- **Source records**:
— BEGIN —

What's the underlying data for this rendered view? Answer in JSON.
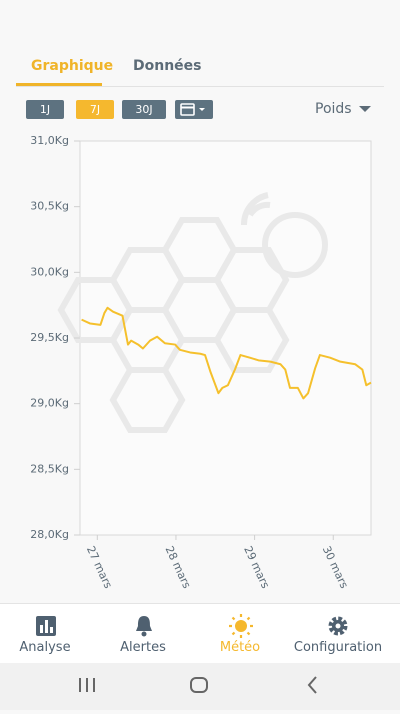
{
  "tabs": [
    "Graphique",
    "Données"
  ],
  "range_buttons": [
    "1J",
    "7J",
    "30J"
  ],
  "metric": "Poids",
  "chart_data": {
    "type": "line",
    "x": [
      26.8,
      26.91,
      27.04,
      27.09,
      27.13,
      27.2,
      27.32,
      27.39,
      27.43,
      27.52,
      27.58,
      27.67,
      27.76,
      27.86,
      27.99,
      28.05,
      28.18,
      28.31,
      28.37,
      28.44,
      28.54,
      28.59,
      28.66,
      28.75,
      28.82,
      28.94,
      29.05,
      29.2,
      29.33,
      29.39,
      29.45,
      29.55,
      29.62,
      29.68,
      29.77,
      29.83,
      29.96,
      30.09,
      30.28,
      30.37,
      30.42,
      30.48
    ],
    "series": [
      {
        "color": "#f5c02c",
        "values": [
          29.64,
          29.61,
          29.6,
          29.69,
          29.73,
          29.7,
          29.67,
          29.45,
          29.48,
          29.45,
          29.42,
          29.48,
          29.51,
          29.46,
          29.45,
          29.41,
          29.39,
          29.38,
          29.37,
          29.24,
          29.08,
          29.12,
          29.14,
          29.26,
          29.37,
          29.35,
          29.33,
          29.32,
          29.3,
          29.26,
          29.12,
          29.12,
          29.04,
          29.08,
          29.27,
          29.37,
          29.35,
          29.32,
          29.3,
          29.26,
          29.14,
          29.16
        ]
      }
    ],
    "xlim": [
      26.78,
      30.48
    ],
    "xticks": [
      {
        "value": 27,
        "label": "27 mars"
      },
      {
        "value": 28,
        "label": "28 mars"
      },
      {
        "value": 29,
        "label": "29 mars"
      },
      {
        "value": 30,
        "label": "30 mars"
      }
    ],
    "ylim": [
      28,
      31
    ],
    "yticks": [
      {
        "value": 28,
        "label": "28,0Kg"
      },
      {
        "value": 28.5,
        "label": "28,5Kg"
      },
      {
        "value": 29,
        "label": "29,0Kg"
      },
      {
        "value": 29.5,
        "label": "29,5Kg"
      },
      {
        "value": 30,
        "label": "30,0Kg"
      },
      {
        "value": 30.5,
        "label": "30,5Kg"
      },
      {
        "value": 31,
        "label": "31,0Kg"
      }
    ],
    "grid": false
  },
  "nav": [
    "Analyse",
    "Alertes",
    "Météo",
    "Configuration"
  ]
}
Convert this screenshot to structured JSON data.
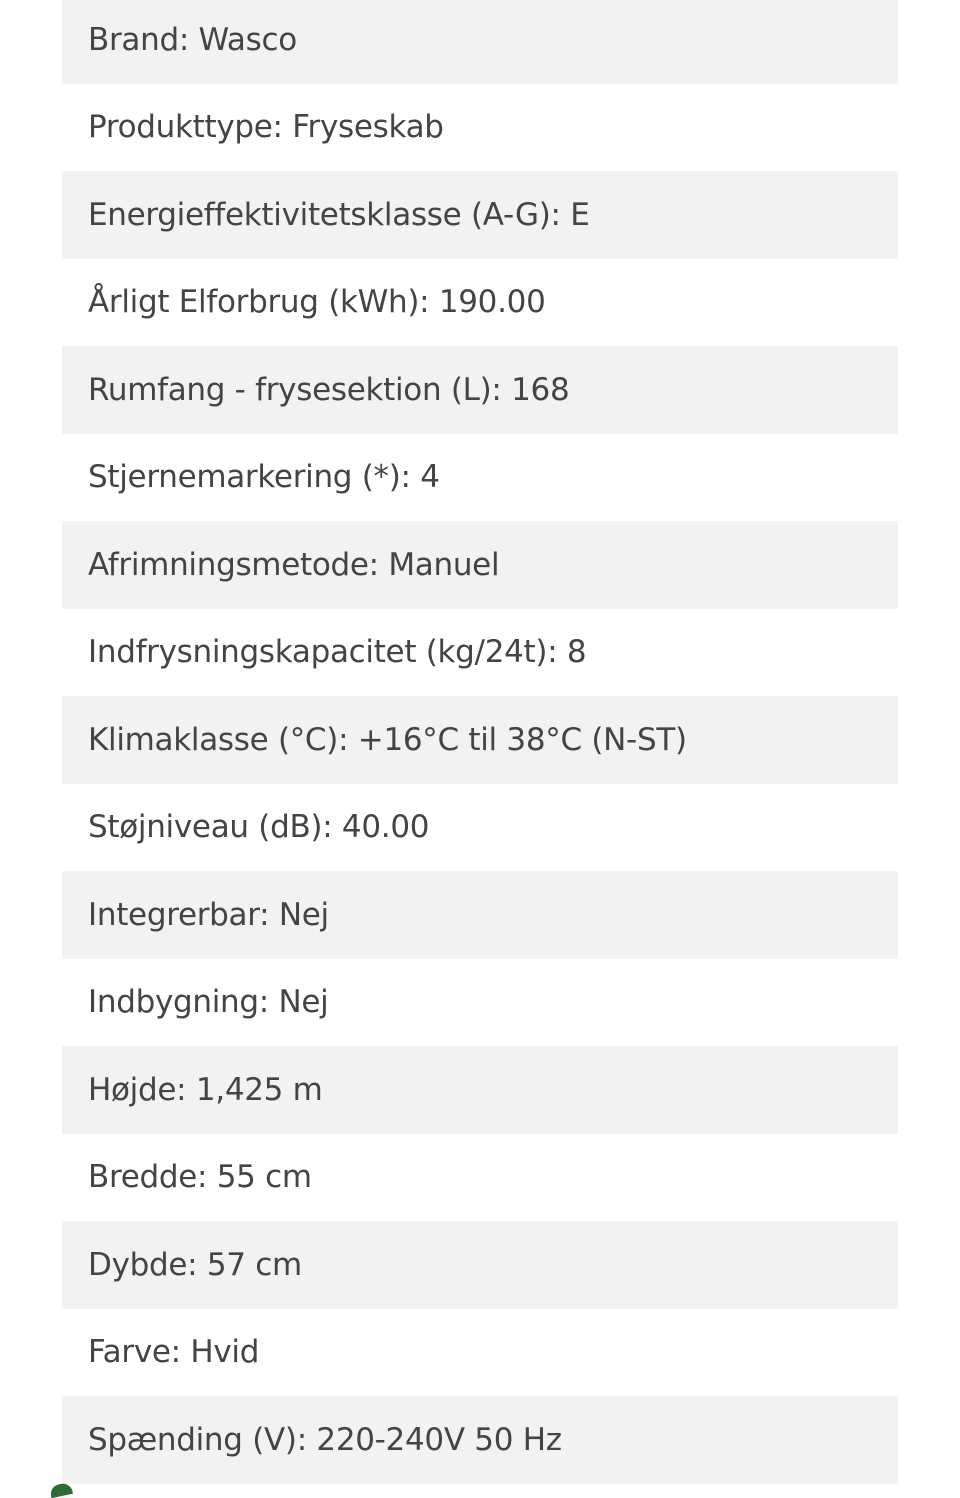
{
  "specs": [
    "Brand: Wasco",
    "Produkttype: Fryseskab",
    "Energieffektivitetsklasse (A-G): E",
    "Årligt Elforbrug (kWh): 190.00",
    "Rumfang - frysesektion (L): 168",
    "Stjernemarkering (*): 4",
    "Afrimningsmetode: Manuel",
    "Indfrysningskapacitet (kg/24t): 8",
    "Klimaklasse (°C): +16°C til 38°C (N-ST)",
    "Støjniveau (dB): 40.00",
    "Integrerbar: Nej",
    "Indbygning: Nej",
    "Højde: 1,425 m",
    "Bredde: 55 cm",
    "Dybde: 57 cm",
    "Farve: Hvid",
    "Spænding (V): 220-240V 50 Hz"
  ],
  "colors": {
    "row_shade": "#f2f2f2",
    "text": "#444444",
    "accent": "#2e6b35"
  }
}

— END —

- **To do**:
Copy each line in the data that holds the word "JSON".

- **Result for this task**:
What's the underlying data for this rendered view? Answer in JSON.
Convert this screenshot to structured JSON data.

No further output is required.